## Objective
Please give the data below again in full, exactly as it stands.

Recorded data
===============

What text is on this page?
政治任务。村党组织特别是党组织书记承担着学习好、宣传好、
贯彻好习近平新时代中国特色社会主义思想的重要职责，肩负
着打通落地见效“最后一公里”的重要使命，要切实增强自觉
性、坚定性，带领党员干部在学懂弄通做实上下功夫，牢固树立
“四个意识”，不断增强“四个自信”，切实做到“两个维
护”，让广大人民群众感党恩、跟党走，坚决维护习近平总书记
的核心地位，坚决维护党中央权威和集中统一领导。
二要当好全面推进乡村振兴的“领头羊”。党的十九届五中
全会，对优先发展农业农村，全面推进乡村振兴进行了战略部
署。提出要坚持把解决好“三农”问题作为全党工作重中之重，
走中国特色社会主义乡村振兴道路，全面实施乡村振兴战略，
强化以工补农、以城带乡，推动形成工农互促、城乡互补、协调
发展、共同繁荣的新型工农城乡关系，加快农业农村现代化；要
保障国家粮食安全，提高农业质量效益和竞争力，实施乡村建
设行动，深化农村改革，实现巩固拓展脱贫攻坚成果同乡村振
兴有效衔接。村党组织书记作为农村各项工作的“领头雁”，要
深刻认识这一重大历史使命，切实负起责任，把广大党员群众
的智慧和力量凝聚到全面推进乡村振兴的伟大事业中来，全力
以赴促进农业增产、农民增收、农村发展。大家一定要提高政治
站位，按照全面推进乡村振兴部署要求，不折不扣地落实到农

===============

## Completed exercise
What text is on this page?
政治任务。村党组织特别是党组织书记承担着学习好、宣传好、
贯彻好习近平新时代中国特色社会主义思想的重要职责，肩负
着打通落地见效“最后一公里”的重要使命，要切实增强自觉
性、坚定性，带领党员干部在学懂弄通做实上下功夫，牢固树立
“四个意识”，不断增强“四个自信”，切实做到“两个维
护”，让广大人民群众感党恩、跟党走，坚决维护习近平总书记
的核心地位，坚决维护党中央权威和集中统一领导。
二要当好全面推进乡村振兴的“领头羊”。党的十九届五中
全会，对优先发展农业农村，全面推进乡村振兴进行了战略部
署。提出要坚持把解决好“三农”问题作为全党工作重中之重，
走中国特色社会主义乡村振兴道路，全面实施乡村振兴战略，
强化以工补农、以城带乡，推动形成工农互促、城乡互补、协调
发展、共同繁荣的新型工农城乡关系，加快农业农村现代化；要
保障国家粮食安全，提高农业质量效益和竞争力，实施乡村建
设行动，深化农村改革，实现巩固拓展脱贫攻坚成果同乡村振
兴有效衔接。村党组织书记作为农村各项工作的“领头雁”，要
深刻认识这一重大历史使命，切实负起责任，把广大党员群众
的智慧和力量凝聚到全面推进乡村振兴的伟大事业中来，全力
以赴促进农业增产、农民增收、农村发展。大家一定要提高政治
站位，按照全面推进乡村振兴部署要求，不折不扣地落实到农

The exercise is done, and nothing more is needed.